TASK STATEMENT:
Print the entries that appear below, exactly as written and without their pictures.

++++ DATA FOR THE TASK

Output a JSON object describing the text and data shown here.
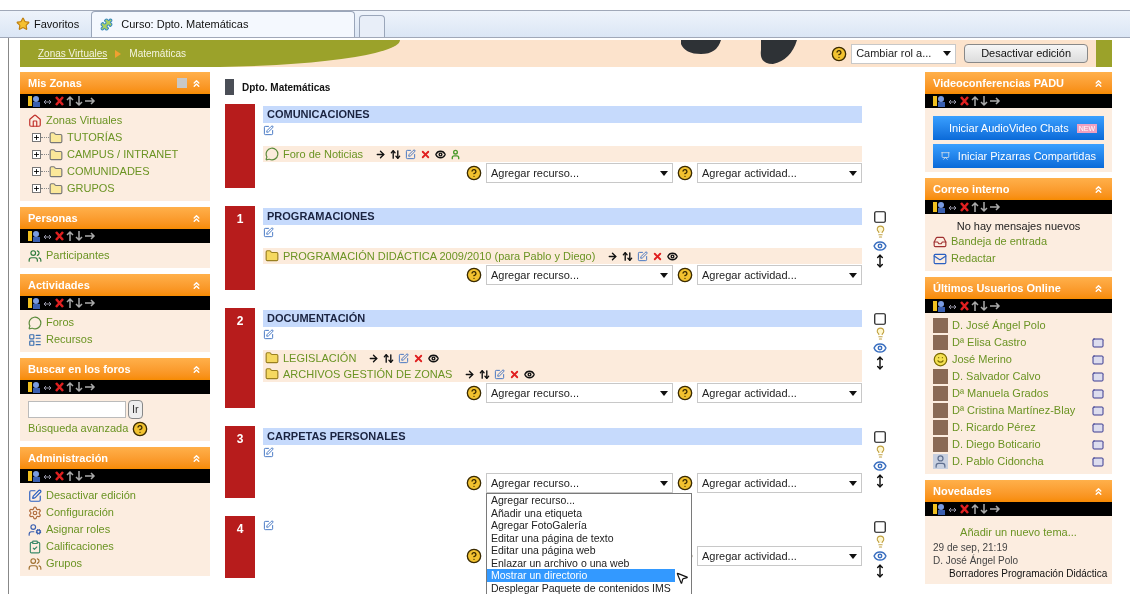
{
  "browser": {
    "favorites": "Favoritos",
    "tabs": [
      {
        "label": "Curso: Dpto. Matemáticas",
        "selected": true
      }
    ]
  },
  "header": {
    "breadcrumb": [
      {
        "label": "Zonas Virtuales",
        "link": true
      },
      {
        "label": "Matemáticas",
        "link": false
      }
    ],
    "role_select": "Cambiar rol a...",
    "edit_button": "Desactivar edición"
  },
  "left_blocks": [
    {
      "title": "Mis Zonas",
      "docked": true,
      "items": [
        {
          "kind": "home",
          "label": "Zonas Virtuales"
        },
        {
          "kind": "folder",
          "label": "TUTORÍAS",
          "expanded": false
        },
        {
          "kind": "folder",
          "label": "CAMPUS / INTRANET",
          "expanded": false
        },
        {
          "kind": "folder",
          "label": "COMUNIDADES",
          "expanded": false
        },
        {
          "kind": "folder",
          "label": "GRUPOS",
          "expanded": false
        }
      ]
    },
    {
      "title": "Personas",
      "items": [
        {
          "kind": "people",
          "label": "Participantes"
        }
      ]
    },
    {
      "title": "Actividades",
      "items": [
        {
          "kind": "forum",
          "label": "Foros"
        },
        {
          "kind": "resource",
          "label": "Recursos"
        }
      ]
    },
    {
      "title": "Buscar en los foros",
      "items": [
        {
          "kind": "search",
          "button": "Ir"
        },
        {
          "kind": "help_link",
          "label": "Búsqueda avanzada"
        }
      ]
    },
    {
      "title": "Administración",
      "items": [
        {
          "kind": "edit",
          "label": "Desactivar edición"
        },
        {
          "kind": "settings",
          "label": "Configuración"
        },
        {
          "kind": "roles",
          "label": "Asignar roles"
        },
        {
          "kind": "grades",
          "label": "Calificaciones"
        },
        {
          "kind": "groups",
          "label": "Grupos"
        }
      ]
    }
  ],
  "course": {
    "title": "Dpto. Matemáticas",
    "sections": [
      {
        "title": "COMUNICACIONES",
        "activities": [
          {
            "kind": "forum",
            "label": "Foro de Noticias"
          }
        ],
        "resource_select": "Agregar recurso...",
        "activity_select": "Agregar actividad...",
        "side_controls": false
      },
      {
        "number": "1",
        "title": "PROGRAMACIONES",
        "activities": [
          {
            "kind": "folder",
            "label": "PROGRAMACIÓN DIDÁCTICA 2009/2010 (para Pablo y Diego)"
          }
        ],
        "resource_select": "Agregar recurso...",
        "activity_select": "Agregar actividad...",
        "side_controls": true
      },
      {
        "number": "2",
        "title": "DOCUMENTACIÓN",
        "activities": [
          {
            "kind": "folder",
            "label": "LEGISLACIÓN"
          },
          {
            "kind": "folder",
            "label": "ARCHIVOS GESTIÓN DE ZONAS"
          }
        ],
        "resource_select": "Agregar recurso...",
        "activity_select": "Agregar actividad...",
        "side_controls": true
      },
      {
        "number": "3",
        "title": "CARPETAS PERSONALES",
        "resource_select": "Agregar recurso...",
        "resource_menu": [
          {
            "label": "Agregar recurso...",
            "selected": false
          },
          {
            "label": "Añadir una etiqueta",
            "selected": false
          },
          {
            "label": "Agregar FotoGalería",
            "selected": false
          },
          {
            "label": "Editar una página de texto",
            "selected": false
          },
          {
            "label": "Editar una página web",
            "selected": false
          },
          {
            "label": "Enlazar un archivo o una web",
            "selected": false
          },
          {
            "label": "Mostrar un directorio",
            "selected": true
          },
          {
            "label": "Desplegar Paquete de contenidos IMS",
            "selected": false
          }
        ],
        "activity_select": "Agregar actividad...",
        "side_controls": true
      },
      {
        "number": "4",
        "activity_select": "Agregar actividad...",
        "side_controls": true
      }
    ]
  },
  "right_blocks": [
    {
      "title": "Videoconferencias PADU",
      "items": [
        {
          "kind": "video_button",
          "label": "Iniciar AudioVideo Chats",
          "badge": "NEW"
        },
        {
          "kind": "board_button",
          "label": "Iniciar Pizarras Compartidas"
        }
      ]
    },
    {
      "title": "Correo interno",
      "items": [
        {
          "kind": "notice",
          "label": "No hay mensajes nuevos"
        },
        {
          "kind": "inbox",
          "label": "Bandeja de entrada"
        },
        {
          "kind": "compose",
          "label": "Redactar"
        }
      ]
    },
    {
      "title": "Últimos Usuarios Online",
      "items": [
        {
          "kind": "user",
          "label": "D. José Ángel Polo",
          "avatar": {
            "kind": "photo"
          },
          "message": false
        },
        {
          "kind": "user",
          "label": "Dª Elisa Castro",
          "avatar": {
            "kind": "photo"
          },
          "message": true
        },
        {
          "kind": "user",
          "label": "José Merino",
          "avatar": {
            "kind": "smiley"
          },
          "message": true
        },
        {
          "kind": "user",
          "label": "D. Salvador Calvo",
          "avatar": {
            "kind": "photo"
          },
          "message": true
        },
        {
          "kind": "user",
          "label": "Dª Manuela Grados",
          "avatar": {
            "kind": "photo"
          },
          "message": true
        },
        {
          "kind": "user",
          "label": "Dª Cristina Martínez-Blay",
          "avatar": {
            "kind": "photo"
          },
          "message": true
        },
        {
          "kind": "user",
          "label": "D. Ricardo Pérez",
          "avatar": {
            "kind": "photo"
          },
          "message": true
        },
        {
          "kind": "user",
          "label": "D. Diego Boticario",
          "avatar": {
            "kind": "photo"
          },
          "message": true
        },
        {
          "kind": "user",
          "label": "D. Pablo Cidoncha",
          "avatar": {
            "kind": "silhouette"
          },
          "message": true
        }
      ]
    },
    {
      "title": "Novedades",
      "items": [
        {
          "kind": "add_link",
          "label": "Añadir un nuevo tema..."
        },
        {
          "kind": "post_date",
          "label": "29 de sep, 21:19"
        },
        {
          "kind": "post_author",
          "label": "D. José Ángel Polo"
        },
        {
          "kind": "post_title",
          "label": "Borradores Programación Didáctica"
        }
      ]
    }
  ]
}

++++++++

ANSWER FOR THE TASK:
Output a JSON object describing the text and data shown here.
{
  "browser": {
    "favorites": "Favoritos",
    "tabs": [
      {
        "label": "Curso: Dpto. Matemáticas",
        "selected": true
      }
    ]
  },
  "header": {
    "breadcrumb": [
      {
        "label": "Zonas Virtuales",
        "link": true
      },
      {
        "label": "Matemáticas",
        "link": false
      }
    ],
    "role_select": "Cambiar rol a...",
    "edit_button": "Desactivar edición"
  },
  "left_blocks": [
    {
      "title": "Mis Zonas",
      "docked": true,
      "items": [
        {
          "kind": "home",
          "label": "Zonas Virtuales"
        },
        {
          "kind": "folder",
          "label": "TUTORÍAS",
          "expanded": false
        },
        {
          "kind": "folder",
          "label": "CAMPUS / INTRANET",
          "expanded": false
        },
        {
          "kind": "folder",
          "label": "COMUNIDADES",
          "expanded": false
        },
        {
          "kind": "folder",
          "label": "GRUPOS",
          "expanded": false
        }
      ]
    },
    {
      "title": "Personas",
      "items": [
        {
          "kind": "people",
          "label": "Participantes"
        }
      ]
    },
    {
      "title": "Actividades",
      "items": [
        {
          "kind": "forum",
          "label": "Foros"
        },
        {
          "kind": "resource",
          "label": "Recursos"
        }
      ]
    },
    {
      "title": "Buscar en los foros",
      "items": [
        {
          "kind": "search",
          "button": "Ir"
        },
        {
          "kind": "help_link",
          "label": "Búsqueda avanzada"
        }
      ]
    },
    {
      "title": "Administración",
      "items": [
        {
          "kind": "edit",
          "label": "Desactivar edición"
        },
        {
          "kind": "settings",
          "label": "Configuración"
        },
        {
          "kind": "roles",
          "label": "Asignar roles"
        },
        {
          "kind": "grades",
          "label": "Calificaciones"
        },
        {
          "kind": "groups",
          "label": "Grupos"
        }
      ]
    }
  ],
  "course": {
    "title": "Dpto. Matemáticas",
    "sections": [
      {
        "title": "COMUNICACIONES",
        "activities": [
          {
            "kind": "forum",
            "label": "Foro de Noticias"
          }
        ],
        "resource_select": "Agregar recurso...",
        "activity_select": "Agregar actividad...",
        "side_controls": false
      },
      {
        "number": "1",
        "title": "PROGRAMACIONES",
        "activities": [
          {
            "kind": "folder",
            "label": "PROGRAMACIÓN DIDÁCTICA 2009/2010 (para Pablo y Diego)"
          }
        ],
        "resource_select": "Agregar recurso...",
        "activity_select": "Agregar actividad...",
        "side_controls": true
      },
      {
        "number": "2",
        "title": "DOCUMENTACIÓN",
        "activities": [
          {
            "kind": "folder",
            "label": "LEGISLACIÓN"
          },
          {
            "kind": "folder",
            "label": "ARCHIVOS GESTIÓN DE ZONAS"
          }
        ],
        "resource_select": "Agregar recurso...",
        "activity_select": "Agregar actividad...",
        "side_controls": true
      },
      {
        "number": "3",
        "title": "CARPETAS PERSONALES",
        "resource_select": "Agregar recurso...",
        "resource_menu": [
          {
            "label": "Agregar recurso...",
            "selected": false
          },
          {
            "label": "Añadir una etiqueta",
            "selected": false
          },
          {
            "label": "Agregar FotoGalería",
            "selected": false
          },
          {
            "label": "Editar una página de texto",
            "selected": false
          },
          {
            "label": "Editar una página web",
            "selected": false
          },
          {
            "label": "Enlazar un archivo o una web",
            "selected": false
          },
          {
            "label": "Mostrar un directorio",
            "selected": true
          },
          {
            "label": "Desplegar Paquete de contenidos IMS",
            "selected": false
          }
        ],
        "activity_select": "Agregar actividad...",
        "side_controls": true
      },
      {
        "number": "4",
        "activity_select": "Agregar actividad...",
        "side_controls": true
      }
    ]
  },
  "right_blocks": [
    {
      "title": "Videoconferencias PADU",
      "items": [
        {
          "kind": "video_button",
          "label": "Iniciar AudioVideo Chats",
          "badge": "NEW"
        },
        {
          "kind": "board_button",
          "label": "Iniciar Pizarras Compartidas"
        }
      ]
    },
    {
      "title": "Correo interno",
      "items": [
        {
          "kind": "notice",
          "label": "No hay mensajes nuevos"
        },
        {
          "kind": "inbox",
          "label": "Bandeja de entrada"
        },
        {
          "kind": "compose",
          "label": "Redactar"
        }
      ]
    },
    {
      "title": "Últimos Usuarios Online",
      "items": [
        {
          "kind": "user",
          "label": "D. José Ángel Polo",
          "avatar": {
            "kind": "photo"
          },
          "message": false
        },
        {
          "kind": "user",
          "label": "Dª Elisa Castro",
          "avatar": {
            "kind": "photo"
          },
          "message": true
        },
        {
          "kind": "user",
          "label": "José Merino",
          "avatar": {
            "kind": "smiley"
          },
          "message": true
        },
        {
          "kind": "user",
          "label": "D. Salvador Calvo",
          "avatar": {
            "kind": "photo"
          },
          "message": true
        },
        {
          "kind": "user",
          "label": "Dª Manuela Grados",
          "avatar": {
            "kind": "photo"
          },
          "message": true
        },
        {
          "kind": "user",
          "label": "Dª Cristina Martínez-Blay",
          "avatar": {
            "kind": "photo"
          },
          "message": true
        },
        {
          "kind": "user",
          "label": "D. Ricardo Pérez",
          "avatar": {
            "kind": "photo"
          },
          "message": true
        },
        {
          "kind": "user",
          "label": "D. Diego Boticario",
          "avatar": {
            "kind": "photo"
          },
          "message": true
        },
        {
          "kind": "user",
          "label": "D. Pablo Cidoncha",
          "avatar": {
            "kind": "silhouette"
          },
          "message": true
        }
      ]
    },
    {
      "title": "Novedades",
      "items": [
        {
          "kind": "add_link",
          "label": "Añadir un nuevo tema..."
        },
        {
          "kind": "post_date",
          "label": "29 de sep, 21:19"
        },
        {
          "kind": "post_author",
          "label": "D. José Ángel Polo"
        },
        {
          "kind": "post_title",
          "label": "Borradores Programación Didáctica"
        }
      ]
    }
  ]
}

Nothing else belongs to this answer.